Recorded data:
- - - - -
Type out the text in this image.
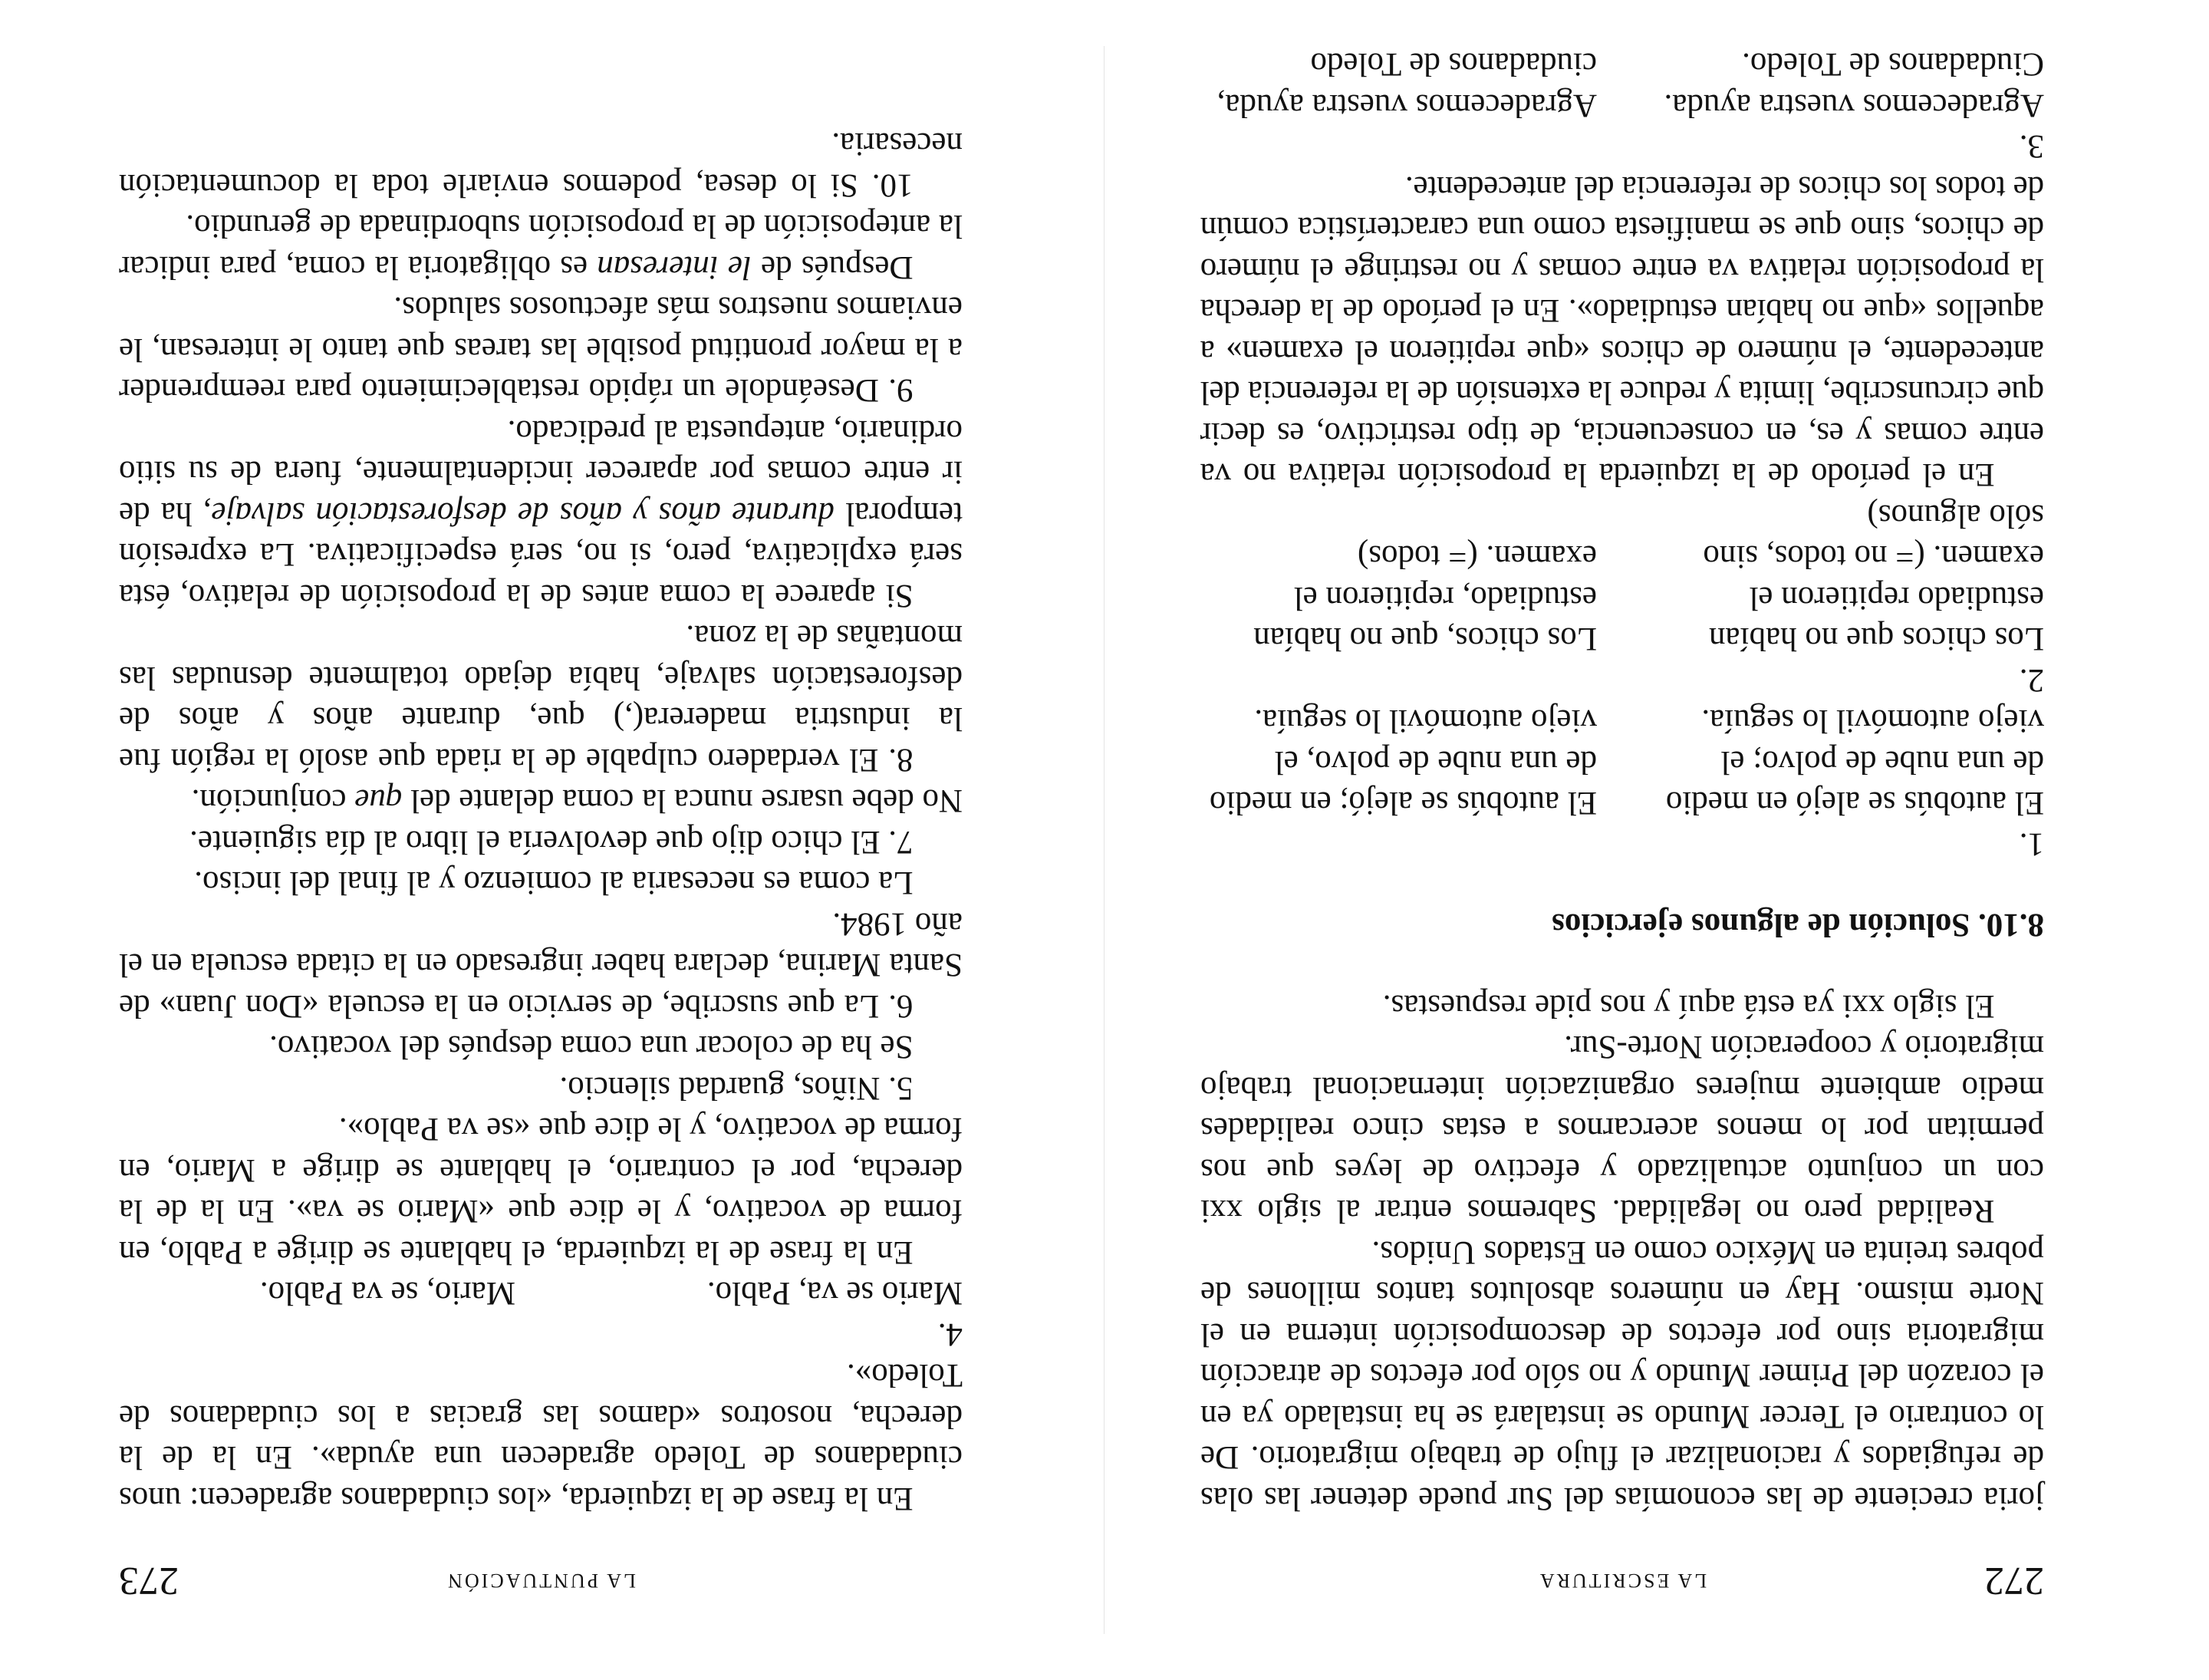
272
LA ESCRITURA

joria creciente de las economías del Sur puede detener las olas de refugiados y racionalizar el flujo de trabajo migratorio. De lo contrario el Tercer Mundo se instalará se ha instalado ya en el corazón del Primer Mundo y no sólo por efectos de atracción migratoria sino por efectos de descomposición interna en el Norte mismo. Hay en números absolutos tantos millones de pobres treinta en México como en Estados Unidos.

Realidad pero no legalidad. Sabremos entrar al siglo xxi con un conjunto actualizado y efectivo de leyes que nos permitan por lo menos acercarnos a estas cinco realidades medio ambiente mujeres organización internacional trabajo migratorio y cooperación Norte-Sur.

El siglo xxi ya está aquí y nos pide respuestas.

8.10. Solución de algunos ejercicios

1.

El autobús se alejó en medio de una nube de polvo; el viejo automóvil lo seguía.

El autobús se alejó; en medio de una nube de polvo, el viejo automóvil lo seguía.

2.

Los chicos que no habían estudiado repitieron el examen. (= no todos, sino sólo algunos)

Los chicos, que no habían estudiado, repitieron el examen. (= todos)

En el período de la izquierda la proposición relativa no va entre comas y es, en consecuencia, de tipo restrictivo, es decir que circunscribe, limita y reduce la extensión de la referencia del antecedente, el número de chicos «que repitieron el examen» a aquellos «que no habían estudiado». En el período de la derecha la proposición relativa va entre comas y no restringe el número de chicos, sino que se manifiesta como una característica común de todos los chicos de referencia del antecedente.

3.

Agradecemos vuestra ayuda. Ciudadanos de Toledo.

Agradecemos vuestra ayuda, ciudadanos de Toledo

LA PUNTUACIÓN
273

En la frase de la izquierda, «los ciudadanos agradecen: unos ciudadanos de Toledo agradecen una ayuda». En la de la derecha, nosotros «damos las gracias a los ciudadanos de Toledo».

4.

Mario se va, Pablo.

Mario, se va Pablo.

En la frase de la izquierda, el hablante se dirige a Pablo, en forma de vocativo, y le dice que «Mario se va». En la de la derecha, por el contrario, el hablante se dirige a Mario, en forma de vocativo, y le dice que «se va Pablo».

5. Niños, guardad silencio.

Se ha de colocar una coma después del vocativo.

6. La que suscribe, de servicio en la escuela «Don Juan» de Santa Marina, declara haber ingresado en la citada escuela en el año 1984.

La coma es necesaria al comienzo y al final del inciso.

7. El chico dijo que devolvería el libro al día siguiente.

No debe usarse nunca la coma delante del que conjunción.

8. El verdadero culpable de la riada que asoló la región fue la industria maderera(,) que, durante años y años de desforestación salvaje, había dejado totalmente desnudas las montañas de la zona.

Si aparece la coma antes de la proposición de relativo, ésta será explicativa, pero, si no, será especificativa. La expresión temporal durante años y años de desforestación salvaje, ha de ir entre comas por aparecer incidentalmente, fuera de su sitio ordinario, antepuesta al predicado.

9. Deseándole un rápido restablecimiento para reemprender a la mayor prontitud posible las tareas que tanto le interesan, le enviamos nuestros más afectuosos saludos.

Después de le interesan es obligatoria la coma, para indicar la anteposición de la proposición subordinada de gerundio.

10. Si lo desea, podemos enviarle toda la documentación necesaria.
- - - - -
Job:
Count the lines of the material that include the word "pero", then report only the total.

Reply to the task:
2